# Written exercise
Your task is to reproduce the entries below word for word.

[Dataset items]
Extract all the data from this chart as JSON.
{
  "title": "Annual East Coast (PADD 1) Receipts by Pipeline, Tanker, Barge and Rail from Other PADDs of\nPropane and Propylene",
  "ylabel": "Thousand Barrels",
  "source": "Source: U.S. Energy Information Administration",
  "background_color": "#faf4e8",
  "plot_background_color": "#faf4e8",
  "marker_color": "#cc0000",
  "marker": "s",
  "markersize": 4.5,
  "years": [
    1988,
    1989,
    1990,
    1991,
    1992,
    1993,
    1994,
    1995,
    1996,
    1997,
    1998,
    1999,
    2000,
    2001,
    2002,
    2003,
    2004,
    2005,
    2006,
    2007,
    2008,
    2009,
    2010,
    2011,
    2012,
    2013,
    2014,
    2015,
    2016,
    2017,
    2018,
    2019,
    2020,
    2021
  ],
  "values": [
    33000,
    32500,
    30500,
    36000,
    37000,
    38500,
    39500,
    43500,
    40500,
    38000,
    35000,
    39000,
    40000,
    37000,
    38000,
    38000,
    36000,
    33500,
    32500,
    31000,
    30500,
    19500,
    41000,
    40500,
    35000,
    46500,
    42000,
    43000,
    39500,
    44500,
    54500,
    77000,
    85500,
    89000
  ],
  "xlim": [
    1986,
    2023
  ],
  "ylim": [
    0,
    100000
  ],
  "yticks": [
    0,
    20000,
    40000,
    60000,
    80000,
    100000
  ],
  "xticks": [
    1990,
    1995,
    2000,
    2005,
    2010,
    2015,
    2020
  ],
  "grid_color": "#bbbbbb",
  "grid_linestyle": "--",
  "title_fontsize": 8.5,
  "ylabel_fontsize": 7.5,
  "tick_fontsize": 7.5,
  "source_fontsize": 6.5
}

# Written response
Extract all the data from this chart as JSON.
{
  "title": "Annual East Coast (PADD 1) Receipts by Pipeline, Tanker, Barge and Rail from Other PADDs of\nPropane and Propylene",
  "ylabel": "Thousand Barrels",
  "source": "Source: U.S. Energy Information Administration",
  "background_color": "#faf4e8",
  "plot_background_color": "#faf4e8",
  "marker_color": "#cc0000",
  "marker": "s",
  "markersize": 4.5,
  "years": [
    1988,
    1989,
    1990,
    1991,
    1992,
    1993,
    1994,
    1995,
    1996,
    1997,
    1998,
    1999,
    2000,
    2001,
    2002,
    2003,
    2004,
    2005,
    2006,
    2007,
    2008,
    2009,
    2010,
    2011,
    2012,
    2013,
    2014,
    2015,
    2016,
    2017,
    2018,
    2019,
    2020,
    2021
  ],
  "values": [
    33000,
    32500,
    30500,
    36000,
    37000,
    38500,
    39500,
    43500,
    40500,
    38000,
    35000,
    39000,
    40000,
    37000,
    38000,
    38000,
    36000,
    33500,
    32500,
    31000,
    30500,
    19500,
    41000,
    40500,
    35000,
    46500,
    42000,
    43000,
    39500,
    44500,
    54500,
    77000,
    85500,
    89000
  ],
  "xlim": [
    1986,
    2023
  ],
  "ylim": [
    0,
    100000
  ],
  "yticks": [
    0,
    20000,
    40000,
    60000,
    80000,
    100000
  ],
  "xticks": [
    1990,
    1995,
    2000,
    2005,
    2010,
    2015,
    2020
  ],
  "grid_color": "#bbbbbb",
  "grid_linestyle": "--",
  "title_fontsize": 8.5,
  "ylabel_fontsize": 7.5,
  "tick_fontsize": 7.5,
  "source_fontsize": 6.5
}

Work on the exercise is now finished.